▶ _Instructions for the task_
Find the lines that hold the word "marker" and return them.
** start Provided entries **
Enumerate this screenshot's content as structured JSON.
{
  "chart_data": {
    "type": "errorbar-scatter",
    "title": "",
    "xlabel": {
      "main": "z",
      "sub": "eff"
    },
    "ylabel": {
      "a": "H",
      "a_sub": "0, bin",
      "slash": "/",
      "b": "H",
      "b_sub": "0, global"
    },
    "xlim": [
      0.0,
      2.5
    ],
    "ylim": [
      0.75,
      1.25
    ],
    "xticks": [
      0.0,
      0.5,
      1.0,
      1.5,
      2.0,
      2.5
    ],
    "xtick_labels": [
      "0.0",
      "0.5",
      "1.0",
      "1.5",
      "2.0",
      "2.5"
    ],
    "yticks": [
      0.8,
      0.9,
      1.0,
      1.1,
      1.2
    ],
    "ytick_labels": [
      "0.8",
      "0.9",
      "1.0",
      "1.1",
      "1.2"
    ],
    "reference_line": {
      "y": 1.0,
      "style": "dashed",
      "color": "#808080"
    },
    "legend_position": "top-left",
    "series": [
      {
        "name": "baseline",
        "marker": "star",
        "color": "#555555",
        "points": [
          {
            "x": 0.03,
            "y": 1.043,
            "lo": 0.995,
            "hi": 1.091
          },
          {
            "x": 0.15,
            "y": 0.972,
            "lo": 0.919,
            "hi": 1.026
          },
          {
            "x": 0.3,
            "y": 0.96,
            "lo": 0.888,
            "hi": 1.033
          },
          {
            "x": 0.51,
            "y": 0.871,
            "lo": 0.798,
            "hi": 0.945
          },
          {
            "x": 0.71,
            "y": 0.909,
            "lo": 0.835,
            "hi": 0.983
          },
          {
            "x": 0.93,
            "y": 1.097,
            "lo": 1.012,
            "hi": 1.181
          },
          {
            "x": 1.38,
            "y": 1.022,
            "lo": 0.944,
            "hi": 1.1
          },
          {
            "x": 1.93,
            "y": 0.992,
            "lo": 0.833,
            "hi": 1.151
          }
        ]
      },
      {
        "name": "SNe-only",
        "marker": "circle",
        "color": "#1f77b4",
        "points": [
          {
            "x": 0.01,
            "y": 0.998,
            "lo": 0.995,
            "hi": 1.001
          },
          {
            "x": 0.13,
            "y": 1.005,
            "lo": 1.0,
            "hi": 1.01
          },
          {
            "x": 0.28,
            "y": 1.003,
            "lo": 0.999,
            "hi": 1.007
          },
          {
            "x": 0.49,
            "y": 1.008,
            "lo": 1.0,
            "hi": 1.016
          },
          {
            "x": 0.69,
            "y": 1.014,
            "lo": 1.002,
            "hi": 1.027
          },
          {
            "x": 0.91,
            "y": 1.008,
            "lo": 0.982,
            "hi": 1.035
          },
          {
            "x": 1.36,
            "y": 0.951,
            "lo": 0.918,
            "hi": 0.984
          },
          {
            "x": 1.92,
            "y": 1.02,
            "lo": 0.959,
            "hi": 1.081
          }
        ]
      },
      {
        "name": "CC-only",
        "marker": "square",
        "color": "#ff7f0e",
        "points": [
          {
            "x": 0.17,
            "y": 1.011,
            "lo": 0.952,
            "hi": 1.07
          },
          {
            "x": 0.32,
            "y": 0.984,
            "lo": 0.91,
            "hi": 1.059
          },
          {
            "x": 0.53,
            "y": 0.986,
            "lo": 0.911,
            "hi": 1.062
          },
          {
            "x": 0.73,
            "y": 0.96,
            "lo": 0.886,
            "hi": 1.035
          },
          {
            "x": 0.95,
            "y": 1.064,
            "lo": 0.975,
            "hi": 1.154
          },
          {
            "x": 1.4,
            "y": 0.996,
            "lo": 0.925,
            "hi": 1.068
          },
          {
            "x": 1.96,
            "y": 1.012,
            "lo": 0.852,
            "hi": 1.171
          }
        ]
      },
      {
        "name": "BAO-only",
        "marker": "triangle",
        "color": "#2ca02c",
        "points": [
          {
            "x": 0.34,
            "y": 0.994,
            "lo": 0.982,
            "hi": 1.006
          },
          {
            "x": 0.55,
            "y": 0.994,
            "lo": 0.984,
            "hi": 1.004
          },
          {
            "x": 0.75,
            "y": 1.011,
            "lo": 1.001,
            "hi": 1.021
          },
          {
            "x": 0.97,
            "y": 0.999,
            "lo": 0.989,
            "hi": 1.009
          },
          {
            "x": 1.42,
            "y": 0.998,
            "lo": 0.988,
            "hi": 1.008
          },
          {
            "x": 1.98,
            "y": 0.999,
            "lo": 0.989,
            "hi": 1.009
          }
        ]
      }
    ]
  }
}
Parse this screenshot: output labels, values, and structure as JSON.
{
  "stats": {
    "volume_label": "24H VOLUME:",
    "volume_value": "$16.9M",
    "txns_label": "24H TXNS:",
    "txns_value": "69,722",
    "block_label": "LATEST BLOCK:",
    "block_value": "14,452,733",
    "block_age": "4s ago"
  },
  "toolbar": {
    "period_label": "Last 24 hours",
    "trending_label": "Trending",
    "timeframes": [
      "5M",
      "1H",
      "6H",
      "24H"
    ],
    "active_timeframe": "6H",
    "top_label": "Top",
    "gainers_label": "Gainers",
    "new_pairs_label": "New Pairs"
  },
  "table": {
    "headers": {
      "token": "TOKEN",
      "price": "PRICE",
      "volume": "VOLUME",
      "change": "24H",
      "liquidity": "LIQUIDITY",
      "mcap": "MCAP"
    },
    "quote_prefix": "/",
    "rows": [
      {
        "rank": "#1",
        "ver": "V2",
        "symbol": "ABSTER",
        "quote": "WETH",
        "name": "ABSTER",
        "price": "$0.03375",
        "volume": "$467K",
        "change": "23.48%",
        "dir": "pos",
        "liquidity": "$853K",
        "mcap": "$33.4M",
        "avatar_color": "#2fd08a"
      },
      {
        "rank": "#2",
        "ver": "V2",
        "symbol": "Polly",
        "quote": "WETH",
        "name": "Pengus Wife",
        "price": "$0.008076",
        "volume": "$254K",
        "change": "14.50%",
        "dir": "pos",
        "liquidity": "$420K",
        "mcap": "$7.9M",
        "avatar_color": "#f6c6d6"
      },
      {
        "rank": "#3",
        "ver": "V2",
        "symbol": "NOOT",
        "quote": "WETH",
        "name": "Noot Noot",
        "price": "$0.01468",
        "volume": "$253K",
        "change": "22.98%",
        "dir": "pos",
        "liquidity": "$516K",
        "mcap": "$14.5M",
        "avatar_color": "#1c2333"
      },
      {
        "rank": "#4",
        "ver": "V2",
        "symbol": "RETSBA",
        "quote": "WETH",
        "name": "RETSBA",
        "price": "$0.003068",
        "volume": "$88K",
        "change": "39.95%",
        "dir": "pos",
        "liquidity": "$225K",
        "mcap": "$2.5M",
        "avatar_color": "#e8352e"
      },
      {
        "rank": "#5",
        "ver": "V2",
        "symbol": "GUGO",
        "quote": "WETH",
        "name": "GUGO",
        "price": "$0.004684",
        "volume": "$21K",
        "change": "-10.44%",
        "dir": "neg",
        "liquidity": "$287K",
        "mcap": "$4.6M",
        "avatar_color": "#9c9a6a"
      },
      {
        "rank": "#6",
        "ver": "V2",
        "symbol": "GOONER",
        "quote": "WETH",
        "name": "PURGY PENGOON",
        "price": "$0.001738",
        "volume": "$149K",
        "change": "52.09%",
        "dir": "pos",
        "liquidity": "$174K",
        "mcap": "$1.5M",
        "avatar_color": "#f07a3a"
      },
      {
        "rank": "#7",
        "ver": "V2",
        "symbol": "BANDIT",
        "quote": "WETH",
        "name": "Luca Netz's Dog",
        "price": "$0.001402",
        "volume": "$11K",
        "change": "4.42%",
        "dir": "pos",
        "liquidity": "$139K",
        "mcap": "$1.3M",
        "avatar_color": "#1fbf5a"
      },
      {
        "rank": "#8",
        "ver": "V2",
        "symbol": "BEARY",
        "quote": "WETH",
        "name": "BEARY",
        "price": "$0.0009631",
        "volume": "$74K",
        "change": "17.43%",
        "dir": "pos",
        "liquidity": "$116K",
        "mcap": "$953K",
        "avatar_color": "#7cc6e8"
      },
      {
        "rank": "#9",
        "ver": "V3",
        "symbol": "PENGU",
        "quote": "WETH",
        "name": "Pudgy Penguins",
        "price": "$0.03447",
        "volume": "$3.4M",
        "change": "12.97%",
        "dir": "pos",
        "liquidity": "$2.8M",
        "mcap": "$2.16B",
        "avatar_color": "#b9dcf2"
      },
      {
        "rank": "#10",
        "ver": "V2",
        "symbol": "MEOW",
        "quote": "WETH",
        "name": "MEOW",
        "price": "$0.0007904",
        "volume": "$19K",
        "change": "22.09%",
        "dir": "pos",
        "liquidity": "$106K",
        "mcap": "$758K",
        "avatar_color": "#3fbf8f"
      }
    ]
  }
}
** end Provided entries **
▶ _Written answer_
        "marker": "star",
        "marker": "circle",
        "marker": "square",
        "marker": "triangle",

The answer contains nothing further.